▶ _TASK BRIEF_: Give again, word for word, only the lines from the one containing "Enumerate this screenshot's" through the final line.

........

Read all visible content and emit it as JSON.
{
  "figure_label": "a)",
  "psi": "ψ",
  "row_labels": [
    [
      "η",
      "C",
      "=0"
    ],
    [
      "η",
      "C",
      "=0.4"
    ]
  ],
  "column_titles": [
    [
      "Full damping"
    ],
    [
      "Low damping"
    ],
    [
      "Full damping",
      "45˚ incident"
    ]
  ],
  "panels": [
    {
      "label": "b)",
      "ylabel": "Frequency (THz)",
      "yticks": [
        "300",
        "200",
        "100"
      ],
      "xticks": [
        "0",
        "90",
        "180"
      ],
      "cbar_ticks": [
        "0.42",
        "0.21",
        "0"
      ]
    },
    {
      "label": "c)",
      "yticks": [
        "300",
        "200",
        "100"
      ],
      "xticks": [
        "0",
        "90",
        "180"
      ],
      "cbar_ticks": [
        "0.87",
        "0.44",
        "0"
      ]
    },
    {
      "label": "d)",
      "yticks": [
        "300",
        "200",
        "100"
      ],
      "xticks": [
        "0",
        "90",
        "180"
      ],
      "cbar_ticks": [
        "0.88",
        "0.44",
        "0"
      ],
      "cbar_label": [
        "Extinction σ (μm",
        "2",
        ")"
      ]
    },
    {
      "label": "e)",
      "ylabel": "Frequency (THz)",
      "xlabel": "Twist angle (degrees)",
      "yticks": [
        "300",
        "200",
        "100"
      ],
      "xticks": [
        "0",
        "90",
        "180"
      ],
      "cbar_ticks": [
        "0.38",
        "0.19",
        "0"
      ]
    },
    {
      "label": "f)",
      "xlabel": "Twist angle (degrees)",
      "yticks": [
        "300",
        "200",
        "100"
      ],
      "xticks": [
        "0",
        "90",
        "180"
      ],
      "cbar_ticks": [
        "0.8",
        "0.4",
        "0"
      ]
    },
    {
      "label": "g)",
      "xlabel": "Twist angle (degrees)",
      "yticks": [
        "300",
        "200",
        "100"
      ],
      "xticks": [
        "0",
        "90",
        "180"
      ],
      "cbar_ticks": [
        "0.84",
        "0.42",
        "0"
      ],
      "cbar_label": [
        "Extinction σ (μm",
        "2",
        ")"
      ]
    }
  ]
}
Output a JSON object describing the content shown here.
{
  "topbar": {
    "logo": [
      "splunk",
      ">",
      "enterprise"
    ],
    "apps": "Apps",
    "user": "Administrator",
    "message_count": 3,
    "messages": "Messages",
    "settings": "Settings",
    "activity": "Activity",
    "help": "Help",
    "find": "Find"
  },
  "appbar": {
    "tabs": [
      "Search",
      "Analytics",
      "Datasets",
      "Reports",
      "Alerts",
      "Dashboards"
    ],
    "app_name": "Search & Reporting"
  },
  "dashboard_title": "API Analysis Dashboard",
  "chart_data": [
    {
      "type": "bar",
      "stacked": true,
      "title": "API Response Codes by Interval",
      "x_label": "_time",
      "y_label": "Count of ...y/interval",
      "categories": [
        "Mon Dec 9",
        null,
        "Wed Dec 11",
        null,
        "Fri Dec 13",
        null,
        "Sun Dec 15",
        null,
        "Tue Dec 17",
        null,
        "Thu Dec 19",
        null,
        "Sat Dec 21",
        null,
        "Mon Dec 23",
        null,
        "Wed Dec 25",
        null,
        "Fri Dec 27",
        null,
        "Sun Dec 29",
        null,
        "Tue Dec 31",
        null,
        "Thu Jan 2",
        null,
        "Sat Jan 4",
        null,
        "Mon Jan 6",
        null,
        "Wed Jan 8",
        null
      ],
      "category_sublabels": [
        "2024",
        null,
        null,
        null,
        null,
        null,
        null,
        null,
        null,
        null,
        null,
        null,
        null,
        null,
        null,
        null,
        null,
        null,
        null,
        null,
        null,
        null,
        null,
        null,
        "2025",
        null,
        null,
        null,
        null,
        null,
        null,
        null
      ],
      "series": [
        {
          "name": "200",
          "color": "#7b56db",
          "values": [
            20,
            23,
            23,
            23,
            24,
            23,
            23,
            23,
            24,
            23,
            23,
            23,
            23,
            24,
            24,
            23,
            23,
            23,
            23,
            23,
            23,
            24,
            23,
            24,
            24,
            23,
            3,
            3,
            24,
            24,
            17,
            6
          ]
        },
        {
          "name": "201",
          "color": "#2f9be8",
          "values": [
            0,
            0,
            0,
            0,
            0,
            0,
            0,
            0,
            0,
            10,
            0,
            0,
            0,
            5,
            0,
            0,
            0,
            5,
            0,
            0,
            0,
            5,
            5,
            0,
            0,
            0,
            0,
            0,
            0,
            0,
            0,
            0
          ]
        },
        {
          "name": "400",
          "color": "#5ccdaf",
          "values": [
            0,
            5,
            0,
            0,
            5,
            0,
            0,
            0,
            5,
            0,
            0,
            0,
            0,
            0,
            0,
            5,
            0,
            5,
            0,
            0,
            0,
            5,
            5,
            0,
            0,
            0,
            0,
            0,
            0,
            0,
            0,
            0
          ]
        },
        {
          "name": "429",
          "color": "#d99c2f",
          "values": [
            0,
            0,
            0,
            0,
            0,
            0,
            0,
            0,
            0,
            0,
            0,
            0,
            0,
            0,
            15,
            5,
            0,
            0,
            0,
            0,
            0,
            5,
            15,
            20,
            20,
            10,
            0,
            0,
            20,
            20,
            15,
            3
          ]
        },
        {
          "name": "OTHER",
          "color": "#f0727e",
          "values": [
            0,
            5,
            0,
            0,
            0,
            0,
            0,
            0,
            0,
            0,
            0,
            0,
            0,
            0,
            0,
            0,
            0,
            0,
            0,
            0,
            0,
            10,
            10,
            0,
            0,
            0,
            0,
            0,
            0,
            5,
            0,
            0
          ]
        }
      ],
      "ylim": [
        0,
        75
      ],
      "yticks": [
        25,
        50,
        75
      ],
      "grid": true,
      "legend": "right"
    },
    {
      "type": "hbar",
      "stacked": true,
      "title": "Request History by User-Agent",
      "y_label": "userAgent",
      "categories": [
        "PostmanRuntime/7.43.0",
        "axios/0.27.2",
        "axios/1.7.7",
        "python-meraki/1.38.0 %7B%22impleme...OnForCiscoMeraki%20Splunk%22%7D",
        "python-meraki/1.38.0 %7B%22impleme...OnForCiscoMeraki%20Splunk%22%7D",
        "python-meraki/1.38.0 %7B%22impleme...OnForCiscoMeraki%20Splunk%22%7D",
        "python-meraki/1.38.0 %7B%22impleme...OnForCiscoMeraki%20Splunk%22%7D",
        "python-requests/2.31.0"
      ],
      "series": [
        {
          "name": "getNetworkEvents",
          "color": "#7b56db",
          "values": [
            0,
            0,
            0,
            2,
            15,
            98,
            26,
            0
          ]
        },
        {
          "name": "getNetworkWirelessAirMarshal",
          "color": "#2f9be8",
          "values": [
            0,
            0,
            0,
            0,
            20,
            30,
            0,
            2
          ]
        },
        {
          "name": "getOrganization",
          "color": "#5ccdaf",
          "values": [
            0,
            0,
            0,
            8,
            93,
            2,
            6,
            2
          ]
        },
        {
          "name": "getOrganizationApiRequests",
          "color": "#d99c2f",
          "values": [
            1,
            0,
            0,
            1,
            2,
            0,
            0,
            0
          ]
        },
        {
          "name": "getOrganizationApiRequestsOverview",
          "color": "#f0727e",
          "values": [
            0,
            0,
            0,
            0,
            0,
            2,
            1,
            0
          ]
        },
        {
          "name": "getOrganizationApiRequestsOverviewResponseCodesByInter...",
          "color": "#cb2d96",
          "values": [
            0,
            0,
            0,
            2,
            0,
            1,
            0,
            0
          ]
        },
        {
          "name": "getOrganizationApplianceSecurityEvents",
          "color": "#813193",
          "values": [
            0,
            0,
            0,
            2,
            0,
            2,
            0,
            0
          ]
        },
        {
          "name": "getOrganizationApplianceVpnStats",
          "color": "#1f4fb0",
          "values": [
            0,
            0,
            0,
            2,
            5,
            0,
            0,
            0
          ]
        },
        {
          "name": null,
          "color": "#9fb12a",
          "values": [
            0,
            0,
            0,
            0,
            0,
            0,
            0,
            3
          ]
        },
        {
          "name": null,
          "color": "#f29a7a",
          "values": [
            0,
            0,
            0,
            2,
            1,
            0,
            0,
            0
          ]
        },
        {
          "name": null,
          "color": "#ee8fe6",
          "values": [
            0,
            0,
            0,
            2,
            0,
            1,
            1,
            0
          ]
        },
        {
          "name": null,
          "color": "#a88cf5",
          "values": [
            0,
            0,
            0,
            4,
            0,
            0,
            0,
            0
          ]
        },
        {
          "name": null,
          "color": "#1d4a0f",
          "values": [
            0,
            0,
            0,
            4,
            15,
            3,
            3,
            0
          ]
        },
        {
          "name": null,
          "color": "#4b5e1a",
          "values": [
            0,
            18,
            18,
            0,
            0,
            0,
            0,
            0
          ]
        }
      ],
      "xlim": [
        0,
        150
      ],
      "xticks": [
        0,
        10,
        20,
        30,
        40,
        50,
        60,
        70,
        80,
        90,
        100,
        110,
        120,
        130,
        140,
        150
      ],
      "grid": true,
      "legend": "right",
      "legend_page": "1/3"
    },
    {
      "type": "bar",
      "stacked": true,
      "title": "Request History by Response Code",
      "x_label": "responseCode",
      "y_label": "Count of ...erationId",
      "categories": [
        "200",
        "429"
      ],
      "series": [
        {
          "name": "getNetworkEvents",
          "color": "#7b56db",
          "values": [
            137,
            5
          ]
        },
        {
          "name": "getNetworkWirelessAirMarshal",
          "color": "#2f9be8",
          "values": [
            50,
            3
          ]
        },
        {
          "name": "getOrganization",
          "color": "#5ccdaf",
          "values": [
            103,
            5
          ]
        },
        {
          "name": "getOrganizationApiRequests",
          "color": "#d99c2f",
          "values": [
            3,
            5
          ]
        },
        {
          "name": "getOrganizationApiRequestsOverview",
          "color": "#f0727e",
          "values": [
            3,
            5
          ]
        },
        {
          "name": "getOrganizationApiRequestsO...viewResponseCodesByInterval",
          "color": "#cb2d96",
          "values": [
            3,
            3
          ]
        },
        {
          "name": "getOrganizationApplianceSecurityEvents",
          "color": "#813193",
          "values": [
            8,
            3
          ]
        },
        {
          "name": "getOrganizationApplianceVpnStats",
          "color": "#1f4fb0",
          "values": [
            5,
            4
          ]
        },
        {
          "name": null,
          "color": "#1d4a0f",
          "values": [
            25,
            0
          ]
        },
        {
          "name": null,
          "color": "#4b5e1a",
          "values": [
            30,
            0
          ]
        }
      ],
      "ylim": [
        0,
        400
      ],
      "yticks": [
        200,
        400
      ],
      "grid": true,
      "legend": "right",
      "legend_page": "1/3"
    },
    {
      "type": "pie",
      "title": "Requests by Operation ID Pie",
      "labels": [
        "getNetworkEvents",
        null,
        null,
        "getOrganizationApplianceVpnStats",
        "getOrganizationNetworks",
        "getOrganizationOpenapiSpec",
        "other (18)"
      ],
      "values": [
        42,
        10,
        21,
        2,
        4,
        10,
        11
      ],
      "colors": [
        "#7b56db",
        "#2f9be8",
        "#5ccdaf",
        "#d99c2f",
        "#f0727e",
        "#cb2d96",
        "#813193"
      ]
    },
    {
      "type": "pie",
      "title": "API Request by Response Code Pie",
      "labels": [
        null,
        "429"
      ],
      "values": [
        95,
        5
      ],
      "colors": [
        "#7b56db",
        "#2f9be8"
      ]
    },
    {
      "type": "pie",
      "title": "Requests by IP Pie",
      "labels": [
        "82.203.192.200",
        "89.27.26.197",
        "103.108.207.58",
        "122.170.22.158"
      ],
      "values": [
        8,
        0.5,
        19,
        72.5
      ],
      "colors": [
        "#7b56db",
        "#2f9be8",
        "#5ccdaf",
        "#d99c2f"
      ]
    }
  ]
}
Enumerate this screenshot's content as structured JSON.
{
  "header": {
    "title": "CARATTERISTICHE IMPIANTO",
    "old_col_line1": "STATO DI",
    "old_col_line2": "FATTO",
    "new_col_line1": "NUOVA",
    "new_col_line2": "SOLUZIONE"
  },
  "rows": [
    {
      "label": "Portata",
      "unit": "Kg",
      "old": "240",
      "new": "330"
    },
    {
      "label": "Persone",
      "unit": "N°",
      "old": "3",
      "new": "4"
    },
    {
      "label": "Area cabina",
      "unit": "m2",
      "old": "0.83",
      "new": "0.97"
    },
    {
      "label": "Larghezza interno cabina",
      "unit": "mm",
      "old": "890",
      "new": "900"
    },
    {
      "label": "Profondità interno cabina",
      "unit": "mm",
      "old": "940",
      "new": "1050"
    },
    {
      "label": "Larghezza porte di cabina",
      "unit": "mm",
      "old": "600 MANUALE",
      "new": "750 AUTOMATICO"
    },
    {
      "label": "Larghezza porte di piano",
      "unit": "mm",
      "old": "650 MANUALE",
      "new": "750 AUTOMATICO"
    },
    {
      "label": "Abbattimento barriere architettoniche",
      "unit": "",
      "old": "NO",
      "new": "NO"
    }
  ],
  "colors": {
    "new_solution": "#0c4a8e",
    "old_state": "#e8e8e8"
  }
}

........

▶ _RESULT OF THE TASK_:
Enumerate this screenshot's content as structured JSON.
{
  "header": {
    "title": "CARATTERISTICHE IMPIANTO",
    "old_col_line1": "STATO DI",
    "old_col_line2": "FATTO",
    "new_col_line1": "NUOVA",
    "new_col_line2": "SOLUZIONE"
  },
  "rows": [
    {
      "label": "Portata",
      "unit": "Kg",
      "old": "240",
      "new": "330"
    },
    {
      "label": "Persone",
      "unit": "N°",
      "old": "3",
      "new": "4"
    },
    {
      "label": "Area cabina",
      "unit": "m2",
      "old": "0.83",
      "new": "0.97"
    },
    {
      "label": "Larghezza interno cabina",
      "unit": "mm",
      "old": "890",
      "new": "900"
    },
    {
      "label": "Profondità interno cabina",
      "unit": "mm",
      "old": "940",
      "new": "1050"
    },
    {
      "label": "Larghezza porte di cabina",
      "unit": "mm",
      "old": "600 MANUALE",
      "new": "750 AUTOMATICO"
    },
    {
      "label": "Larghezza porte di piano",
      "unit": "mm",
      "old": "650 MANUALE",
      "new": "750 AUTOMATICO"
    },
    {
      "label": "Abbattimento barriere architettoniche",
      "unit": "",
      "old": "NO",
      "new": "NO"
    }
  ],
  "colors": {
    "new_solution": "#0c4a8e",
    "old_state": "#e8e8e8"
  }
}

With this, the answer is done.